TASK STATEMENT:
Locate the string "name" in the records below. Copy every line where it occurs.

EXERCISE INPUT:
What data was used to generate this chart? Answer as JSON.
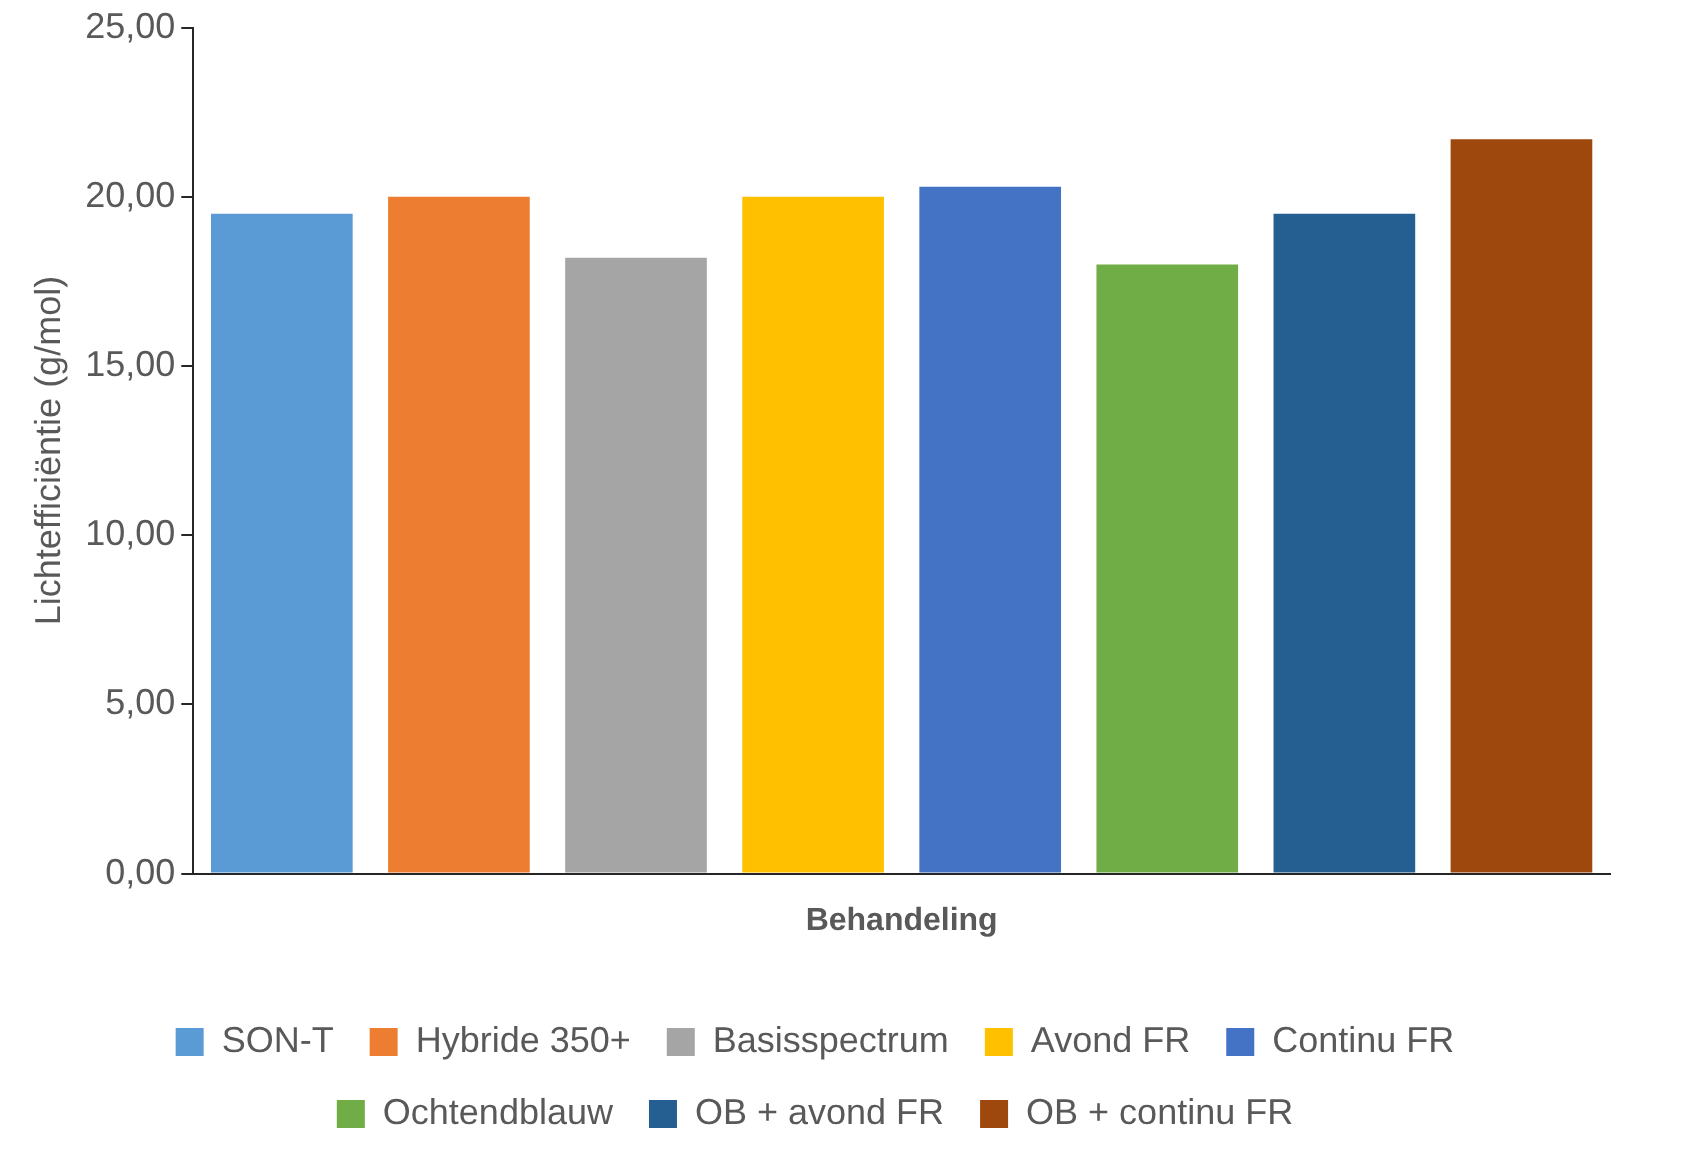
{
  "chart_data": {
    "type": "bar",
    "xlabel": "Behandeling",
    "ylabel": "Lichtefficiëntie (g/mol)",
    "categories": [
      null,
      null,
      null,
      null,
      null,
      null,
      null,
      null
    ],
    "series": [
      {
        "name": "SON-T",
        "color": "#5b9bd5",
        "values": [
          19.5,
          null,
          null,
          null,
          null,
          null,
          null,
          null
        ]
      },
      {
        "name": "Hybride 350+",
        "color": "#ed7d31",
        "values": [
          null,
          20.0,
          null,
          null,
          null,
          null,
          null,
          null
        ]
      },
      {
        "name": "Basisspectrum",
        "color": "#a5a5a5",
        "values": [
          null,
          null,
          18.2,
          null,
          null,
          null,
          null,
          null
        ]
      },
      {
        "name": "Avond FR",
        "color": "#ffc000",
        "values": [
          null,
          null,
          null,
          20.0,
          null,
          null,
          null,
          null
        ]
      },
      {
        "name": "Continu FR",
        "color": "#4472c4",
        "values": [
          null,
          null,
          null,
          null,
          20.3,
          null,
          null,
          null
        ]
      },
      {
        "name": "Ochtendblauw",
        "color": "#70ad47",
        "values": [
          null,
          null,
          null,
          null,
          null,
          18.0,
          null,
          null
        ]
      },
      {
        "name": "OB + avond FR",
        "color": "#255e91",
        "values": [
          null,
          null,
          null,
          null,
          null,
          null,
          19.5,
          null
        ]
      },
      {
        "name": "OB + continu FR",
        "color": "#9e480e",
        "values": [
          null,
          null,
          null,
          null,
          null,
          null,
          null,
          21.7
        ]
      }
    ],
    "ylim": [
      0,
      25
    ],
    "yticks": [
      {
        "value": 0,
        "label": "0,00"
      },
      {
        "value": 5,
        "label": "5,00"
      },
      {
        "value": 10,
        "label": "10,00"
      },
      {
        "value": 15,
        "label": "15,00"
      },
      {
        "value": 20,
        "label": "20,00"
      },
      {
        "value": 25,
        "label": "25,00"
      }
    ],
    "legend": "bottom"
  }
}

COMPLETE RESPONSE:
        "name": "SON-T",
        "name": "Hybride 350+",
        "name": "Basisspectrum",
        "name": "Avond FR",
        "name": "Continu FR",
        "name": "Ochtendblauw",
        "name": "OB + avond FR",
        "name": "OB + continu FR",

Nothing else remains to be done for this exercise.